Given request | Could you transcribe the material below exactly, without leaving out a single line?

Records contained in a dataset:

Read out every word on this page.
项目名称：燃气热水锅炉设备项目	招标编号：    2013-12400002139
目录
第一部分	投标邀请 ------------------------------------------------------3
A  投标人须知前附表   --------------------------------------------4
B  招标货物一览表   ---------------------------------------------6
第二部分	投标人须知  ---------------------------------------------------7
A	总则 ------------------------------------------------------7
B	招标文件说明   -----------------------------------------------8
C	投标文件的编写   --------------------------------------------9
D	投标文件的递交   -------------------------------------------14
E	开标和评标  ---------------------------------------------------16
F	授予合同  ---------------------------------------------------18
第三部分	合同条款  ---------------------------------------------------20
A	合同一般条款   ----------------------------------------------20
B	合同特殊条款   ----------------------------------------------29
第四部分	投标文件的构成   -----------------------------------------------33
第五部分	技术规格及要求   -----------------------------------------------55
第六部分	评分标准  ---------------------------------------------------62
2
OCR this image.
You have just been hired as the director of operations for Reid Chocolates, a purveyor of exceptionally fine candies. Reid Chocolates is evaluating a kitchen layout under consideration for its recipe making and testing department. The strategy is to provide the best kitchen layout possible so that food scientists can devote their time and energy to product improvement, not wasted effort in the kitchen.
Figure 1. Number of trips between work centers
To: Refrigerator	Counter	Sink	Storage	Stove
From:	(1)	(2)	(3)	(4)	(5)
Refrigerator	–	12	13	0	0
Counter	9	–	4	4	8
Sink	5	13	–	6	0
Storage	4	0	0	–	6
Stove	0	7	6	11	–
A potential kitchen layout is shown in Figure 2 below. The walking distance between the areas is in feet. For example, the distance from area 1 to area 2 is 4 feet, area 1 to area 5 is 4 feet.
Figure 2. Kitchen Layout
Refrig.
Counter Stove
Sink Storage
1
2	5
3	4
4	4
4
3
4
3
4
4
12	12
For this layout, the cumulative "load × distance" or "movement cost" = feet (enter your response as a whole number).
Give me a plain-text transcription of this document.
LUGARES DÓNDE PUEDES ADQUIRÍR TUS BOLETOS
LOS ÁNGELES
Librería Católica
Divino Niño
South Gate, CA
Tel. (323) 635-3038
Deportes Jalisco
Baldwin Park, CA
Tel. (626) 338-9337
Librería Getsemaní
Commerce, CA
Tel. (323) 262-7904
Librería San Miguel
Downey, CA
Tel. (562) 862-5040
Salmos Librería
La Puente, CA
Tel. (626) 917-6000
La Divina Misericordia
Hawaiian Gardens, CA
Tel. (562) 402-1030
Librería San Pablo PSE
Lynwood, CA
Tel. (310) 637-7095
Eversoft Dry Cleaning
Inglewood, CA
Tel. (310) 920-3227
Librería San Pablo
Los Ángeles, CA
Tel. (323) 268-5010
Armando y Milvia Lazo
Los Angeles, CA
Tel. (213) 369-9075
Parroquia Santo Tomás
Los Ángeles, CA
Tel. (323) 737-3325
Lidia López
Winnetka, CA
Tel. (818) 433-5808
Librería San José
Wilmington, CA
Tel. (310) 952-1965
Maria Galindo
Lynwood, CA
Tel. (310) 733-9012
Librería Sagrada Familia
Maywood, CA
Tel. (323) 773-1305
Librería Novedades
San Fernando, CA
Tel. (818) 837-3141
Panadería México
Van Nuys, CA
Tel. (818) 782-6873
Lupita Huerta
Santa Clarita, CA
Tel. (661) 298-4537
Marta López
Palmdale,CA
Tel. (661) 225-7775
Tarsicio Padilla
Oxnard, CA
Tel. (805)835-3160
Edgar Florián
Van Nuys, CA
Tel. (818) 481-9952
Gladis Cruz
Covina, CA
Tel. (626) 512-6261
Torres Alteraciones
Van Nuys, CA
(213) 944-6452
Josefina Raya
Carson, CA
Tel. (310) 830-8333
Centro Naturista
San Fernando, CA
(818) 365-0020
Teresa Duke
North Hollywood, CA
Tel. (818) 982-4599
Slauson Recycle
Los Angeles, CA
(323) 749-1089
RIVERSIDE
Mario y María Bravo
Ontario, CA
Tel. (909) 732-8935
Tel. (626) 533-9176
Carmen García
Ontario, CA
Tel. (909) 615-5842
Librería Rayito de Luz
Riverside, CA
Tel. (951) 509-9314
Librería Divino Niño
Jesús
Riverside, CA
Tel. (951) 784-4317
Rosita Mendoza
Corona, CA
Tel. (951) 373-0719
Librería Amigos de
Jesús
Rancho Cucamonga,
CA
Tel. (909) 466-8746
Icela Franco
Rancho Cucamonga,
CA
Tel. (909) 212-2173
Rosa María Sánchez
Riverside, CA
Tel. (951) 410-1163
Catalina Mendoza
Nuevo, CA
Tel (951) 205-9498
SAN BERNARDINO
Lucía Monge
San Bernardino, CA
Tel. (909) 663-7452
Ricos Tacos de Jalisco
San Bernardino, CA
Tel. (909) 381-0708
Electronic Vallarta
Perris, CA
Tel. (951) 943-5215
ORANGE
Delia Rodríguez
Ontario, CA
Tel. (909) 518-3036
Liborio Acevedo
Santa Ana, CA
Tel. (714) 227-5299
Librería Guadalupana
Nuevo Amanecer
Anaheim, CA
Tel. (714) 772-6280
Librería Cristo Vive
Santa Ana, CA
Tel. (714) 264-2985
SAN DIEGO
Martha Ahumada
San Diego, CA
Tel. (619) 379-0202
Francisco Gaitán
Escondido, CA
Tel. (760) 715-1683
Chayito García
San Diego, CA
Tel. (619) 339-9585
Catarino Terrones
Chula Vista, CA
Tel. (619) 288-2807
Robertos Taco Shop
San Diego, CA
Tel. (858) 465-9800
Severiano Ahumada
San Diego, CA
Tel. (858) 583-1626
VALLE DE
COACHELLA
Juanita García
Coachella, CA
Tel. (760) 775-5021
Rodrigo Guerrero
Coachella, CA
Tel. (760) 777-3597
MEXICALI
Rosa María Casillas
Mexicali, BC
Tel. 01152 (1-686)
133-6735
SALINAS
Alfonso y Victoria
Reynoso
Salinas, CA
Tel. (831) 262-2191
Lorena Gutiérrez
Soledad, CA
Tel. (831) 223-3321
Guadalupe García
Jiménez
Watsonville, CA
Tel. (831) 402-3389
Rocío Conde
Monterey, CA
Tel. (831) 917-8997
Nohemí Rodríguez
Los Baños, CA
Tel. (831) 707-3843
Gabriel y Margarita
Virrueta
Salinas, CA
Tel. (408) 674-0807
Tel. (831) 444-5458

Reply to the task |
Read out every word on this page.
项目名称：燃气热水锅炉设备项目	招标编号：    2013-12400002139
目录
第一部分	投标邀请 ------------------------------------------------------3
A  投标人须知前附表   --------------------------------------------4
B  招标货物一览表   ---------------------------------------------6
第二部分	投标人须知  ---------------------------------------------------7
A	总则 ------------------------------------------------------7
B	招标文件说明   -----------------------------------------------8
C	投标文件的编写   --------------------------------------------9
D	投标文件的递交   -------------------------------------------14
E	开标和评标  ---------------------------------------------------16
F	授予合同  ---------------------------------------------------18
第三部分	合同条款  ---------------------------------------------------20
A	合同一般条款   ----------------------------------------------20
B	合同特殊条款   ----------------------------------------------29
第四部分	投标文件的构成   -----------------------------------------------33
第五部分	技术规格及要求   -----------------------------------------------55
第六部分	评分标准  ---------------------------------------------------62
2
OCR this image.
You have just been hired as the director of operations for Reid Chocolates, a purveyor of exceptionally fine candies. Reid Chocolates is evaluating a kitchen layout under consideration for its recipe making and testing department. The strategy is to provide the best kitchen layout possible so that food scientists can devote their time and energy to product improvement, not wasted effort in the kitchen.
Figure 1. Number of trips between work centers
To: Refrigerator	Counter	Sink	Storage	Stove
From:	(1)	(2)	(3)	(4)	(5)
Refrigerator	–	12	13	0	0
Counter	9	–	4	4	8
Sink	5	13	–	6	0
Storage	4	0	0	–	6
Stove	0	7	6	11	–
A potential kitchen layout is shown in Figure 2 below. The walking distance between the areas is in feet. For example, the distance from area 1 to area 2 is 4 feet, area 1 to area 5 is 4 feet.
Figure 2. Kitchen Layout
Refrig.
Counter Stove
Sink Storage
1
2	5
3	4
4	4
4
3
4
3
4
4
12	12
For this layout, the cumulative "load × distance" or "movement cost" = feet (enter your response as a whole number).
Give me a plain-text transcription of this document.
LUGARES DÓNDE PUEDES ADQUIRÍR TUS BOLETOS
LOS ÁNGELES
Librería Católica
Divino Niño
South Gate, CA
Tel. (323) 635-3038
Deportes Jalisco
Baldwin Park, CA
Tel. (626) 338-9337
Librería Getsemaní
Commerce, CA
Tel. (323) 262-7904
Librería San Miguel
Downey, CA
Tel. (562) 862-5040
Salmos Librería
La Puente, CA
Tel. (626) 917-6000
La Divina Misericordia
Hawaiian Gardens, CA
Tel. (562) 402-1030
Librería San Pablo PSE
Lynwood, CA
Tel. (310) 637-7095
Eversoft Dry Cleaning
Inglewood, CA
Tel. (310) 920-3227
Librería San Pablo
Los Ángeles, CA
Tel. (323) 268-5010
Armando y Milvia Lazo
Los Angeles, CA
Tel. (213) 369-9075
Parroquia Santo Tomás
Los Ángeles, CA
Tel. (323) 737-3325
Lidia López
Winnetka, CA
Tel. (818) 433-5808
Librería San José
Wilmington, CA
Tel. (310) 952-1965
Maria Galindo
Lynwood, CA
Tel. (310) 733-9012
Librería Sagrada Familia
Maywood, CA
Tel. (323) 773-1305
Librería Novedades
San Fernando, CA
Tel. (818) 837-3141
Panadería México
Van Nuys, CA
Tel. (818) 782-6873
Lupita Huerta
Santa Clarita, CA
Tel. (661) 298-4537
Marta López
Palmdale,CA
Tel. (661) 225-7775
Tarsicio Padilla
Oxnard, CA
Tel. (805)835-3160
Edgar Florián
Van Nuys, CA
Tel. (818) 481-9952
Gladis Cruz
Covina, CA
Tel. (626) 512-6261
Torres Alteraciones
Van Nuys, CA
(213) 944-6452
Josefina Raya
Carson, CA
Tel. (310) 830-8333
Centro Naturista
San Fernando, CA
(818) 365-0020
Teresa Duke
North Hollywood, CA
Tel. (818) 982-4599
Slauson Recycle
Los Angeles, CA
(323) 749-1089
RIVERSIDE
Mario y María Bravo
Ontario, CA
Tel. (909) 732-8935
Tel. (626) 533-9176
Carmen García
Ontario, CA
Tel. (909) 615-5842
Librería Rayito de Luz
Riverside, CA
Tel. (951) 509-9314
Librería Divino Niño
Jesús
Riverside, CA
Tel. (951) 784-4317
Rosita Mendoza
Corona, CA
Tel. (951) 373-0719
Librería Amigos de
Jesús
Rancho Cucamonga,
CA
Tel. (909) 466-8746
Icela Franco
Rancho Cucamonga,
CA
Tel. (909) 212-2173
Rosa María Sánchez
Riverside, CA
Tel. (951) 410-1163
Catalina Mendoza
Nuevo, CA
Tel (951) 205-9498
SAN BERNARDINO
Lucía Monge
San Bernardino, CA
Tel. (909) 663-7452
Ricos Tacos de Jalisco
San Bernardino, CA
Tel. (909) 381-0708
Electronic Vallarta
Perris, CA
Tel. (951) 943-5215
ORANGE
Delia Rodríguez
Ontario, CA
Tel. (909) 518-3036
Liborio Acevedo
Santa Ana, CA
Tel. (714) 227-5299
Librería Guadalupana
Nuevo Amanecer
Anaheim, CA
Tel. (714) 772-6280
Librería Cristo Vive
Santa Ana, CA
Tel. (714) 264-2985
SAN DIEGO
Martha Ahumada
San Diego, CA
Tel. (619) 379-0202
Francisco Gaitán
Escondido, CA
Tel. (760) 715-1683
Chayito García
San Diego, CA
Tel. (619) 339-9585
Catarino Terrones
Chula Vista, CA
Tel. (619) 288-2807
Robertos Taco Shop
San Diego, CA
Tel. (858) 465-9800
Severiano Ahumada
San Diego, CA
Tel. (858) 583-1626
VALLE DE
COACHELLA
Juanita García
Coachella, CA
Tel. (760) 775-5021
Rodrigo Guerrero
Coachella, CA
Tel. (760) 777-3597
MEXICALI
Rosa María Casillas
Mexicali, BC
Tel. 01152 (1-686)
133-6735
SALINAS
Alfonso y Victoria
Reynoso
Salinas, CA
Tel. (831) 262-2191
Lorena Gutiérrez
Soledad, CA
Tel. (831) 223-3321
Guadalupe García
Jiménez
Watsonville, CA
Tel. (831) 402-3389
Rocío Conde
Monterey, CA
Tel. (831) 917-8997
Nohemí Rodríguez
Los Baños, CA
Tel. (831) 707-3843
Gabriel y Margarita
Virrueta
Salinas, CA
Tel. (408) 674-0807
Tel. (831) 444-5458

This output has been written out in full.